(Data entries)
- - -

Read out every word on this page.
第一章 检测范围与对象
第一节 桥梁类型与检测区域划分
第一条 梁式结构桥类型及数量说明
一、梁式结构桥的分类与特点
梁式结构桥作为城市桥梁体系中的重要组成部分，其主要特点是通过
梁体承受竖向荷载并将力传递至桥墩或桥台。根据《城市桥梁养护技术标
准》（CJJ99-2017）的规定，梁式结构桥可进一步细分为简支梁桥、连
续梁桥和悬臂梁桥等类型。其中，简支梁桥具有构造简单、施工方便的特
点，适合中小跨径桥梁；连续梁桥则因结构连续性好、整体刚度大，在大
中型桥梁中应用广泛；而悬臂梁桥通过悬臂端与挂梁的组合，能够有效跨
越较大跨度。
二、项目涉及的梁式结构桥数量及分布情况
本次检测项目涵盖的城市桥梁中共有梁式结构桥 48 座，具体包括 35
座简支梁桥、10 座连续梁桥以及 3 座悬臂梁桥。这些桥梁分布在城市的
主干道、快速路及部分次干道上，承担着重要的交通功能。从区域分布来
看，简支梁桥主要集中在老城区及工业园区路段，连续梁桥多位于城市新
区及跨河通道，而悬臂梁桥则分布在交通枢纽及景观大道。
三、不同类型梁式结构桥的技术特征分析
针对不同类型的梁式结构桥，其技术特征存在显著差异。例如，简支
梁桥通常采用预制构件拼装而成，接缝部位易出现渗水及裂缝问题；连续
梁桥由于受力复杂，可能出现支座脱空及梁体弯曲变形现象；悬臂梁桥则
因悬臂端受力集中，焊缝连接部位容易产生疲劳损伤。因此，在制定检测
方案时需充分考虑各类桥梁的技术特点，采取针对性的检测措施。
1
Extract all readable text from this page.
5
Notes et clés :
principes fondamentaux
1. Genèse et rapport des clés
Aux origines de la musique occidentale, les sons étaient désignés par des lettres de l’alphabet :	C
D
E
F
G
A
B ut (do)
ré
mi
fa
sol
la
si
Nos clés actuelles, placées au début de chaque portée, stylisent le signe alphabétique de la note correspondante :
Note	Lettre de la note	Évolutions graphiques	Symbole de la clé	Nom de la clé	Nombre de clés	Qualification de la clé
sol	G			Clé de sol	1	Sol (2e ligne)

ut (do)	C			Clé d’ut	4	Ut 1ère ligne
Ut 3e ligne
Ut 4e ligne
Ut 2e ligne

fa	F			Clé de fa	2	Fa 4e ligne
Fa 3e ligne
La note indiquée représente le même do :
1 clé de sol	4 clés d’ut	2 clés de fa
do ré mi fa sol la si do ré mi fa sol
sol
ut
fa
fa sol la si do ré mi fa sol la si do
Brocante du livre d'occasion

- - -

▶ **Given instruction**
Restate all of the entries exactly, please.

▶ **Written answer**
Read out every word on this page.
第一章 检测范围与对象
第一节 桥梁类型与检测区域划分
第一条 梁式结构桥类型及数量说明
一、梁式结构桥的分类与特点
梁式结构桥作为城市桥梁体系中的重要组成部分，其主要特点是通过
梁体承受竖向荷载并将力传递至桥墩或桥台。根据《城市桥梁养护技术标
准》（CJJ99-2017）的规定，梁式结构桥可进一步细分为简支梁桥、连
续梁桥和悬臂梁桥等类型。其中，简支梁桥具有构造简单、施工方便的特
点，适合中小跨径桥梁；连续梁桥则因结构连续性好、整体刚度大，在大
中型桥梁中应用广泛；而悬臂梁桥通过悬臂端与挂梁的组合，能够有效跨
越较大跨度。
二、项目涉及的梁式结构桥数量及分布情况
本次检测项目涵盖的城市桥梁中共有梁式结构桥 48 座，具体包括 35
座简支梁桥、10 座连续梁桥以及 3 座悬臂梁桥。这些桥梁分布在城市的
主干道、快速路及部分次干道上，承担着重要的交通功能。从区域分布来
看，简支梁桥主要集中在老城区及工业园区路段，连续梁桥多位于城市新
区及跨河通道，而悬臂梁桥则分布在交通枢纽及景观大道。
三、不同类型梁式结构桥的技术特征分析
针对不同类型的梁式结构桥，其技术特征存在显著差异。例如，简支
梁桥通常采用预制构件拼装而成，接缝部位易出现渗水及裂缝问题；连续
梁桥由于受力复杂，可能出现支座脱空及梁体弯曲变形现象；悬臂梁桥则
因悬臂端受力集中，焊缝连接部位容易产生疲劳损伤。因此，在制定检测
方案时需充分考虑各类桥梁的技术特点，采取针对性的检测措施。
1
Extract all readable text from this page.
5
Notes et clés :
principes fondamentaux
1. Genèse et rapport des clés
Aux origines de la musique occidentale, les sons étaient désignés par des lettres de l’alphabet :	C
D
E
F
G
A
B ut (do)
ré
mi
fa
sol
la
si
Nos clés actuelles, placées au début de chaque portée, stylisent le signe alphabétique de la note correspondante :
Note	Lettre de la note	Évolutions graphiques	Symbole de la clé	Nom de la clé	Nombre de clés	Qualification de la clé
sol	G			Clé de sol	1	Sol (2e ligne)

ut (do)	C			Clé d’ut	4	Ut 1ère ligne
Ut 3e ligne
Ut 4e ligne
Ut 2e ligne

fa	F			Clé de fa	2	Fa 4e ligne
Fa 3e ligne
La note indiquée représente le même do :
1 clé de sol	4 clés d’ut	2 clés de fa
do ré mi fa sol la si do ré mi fa sol
sol
ut
fa
fa sol la si do ré mi fa sol la si do
Brocante du livre d'occasion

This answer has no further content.